◆ **What you will do**: Go through the data below. List every line that holds the word "liver".

START Input material

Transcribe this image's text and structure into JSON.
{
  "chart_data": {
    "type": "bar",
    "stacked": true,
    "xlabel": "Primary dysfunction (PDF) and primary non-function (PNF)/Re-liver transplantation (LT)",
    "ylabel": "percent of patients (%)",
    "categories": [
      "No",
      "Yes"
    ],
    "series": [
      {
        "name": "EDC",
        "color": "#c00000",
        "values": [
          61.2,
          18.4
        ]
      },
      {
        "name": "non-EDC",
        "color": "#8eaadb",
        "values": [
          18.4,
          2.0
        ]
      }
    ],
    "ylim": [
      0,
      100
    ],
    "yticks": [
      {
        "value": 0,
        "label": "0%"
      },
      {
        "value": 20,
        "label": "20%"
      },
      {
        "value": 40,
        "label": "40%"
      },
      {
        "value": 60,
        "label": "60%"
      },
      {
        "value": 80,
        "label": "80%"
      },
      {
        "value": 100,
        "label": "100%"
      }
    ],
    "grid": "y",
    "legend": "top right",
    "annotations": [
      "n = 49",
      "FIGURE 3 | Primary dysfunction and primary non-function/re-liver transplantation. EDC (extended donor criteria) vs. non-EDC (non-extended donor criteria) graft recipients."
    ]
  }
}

END Input material

◆ **Result below**:
    "xlabel": "Primary dysfunction (PDF) and primary non-function (PNF)/Re-liver transplantation (LT)",
      "FIGURE 3 | Primary dysfunction and primary non-function/re-liver transplantation. EDC (extended donor criteria) vs. non-EDC (non-extended donor criteria) graft recipients."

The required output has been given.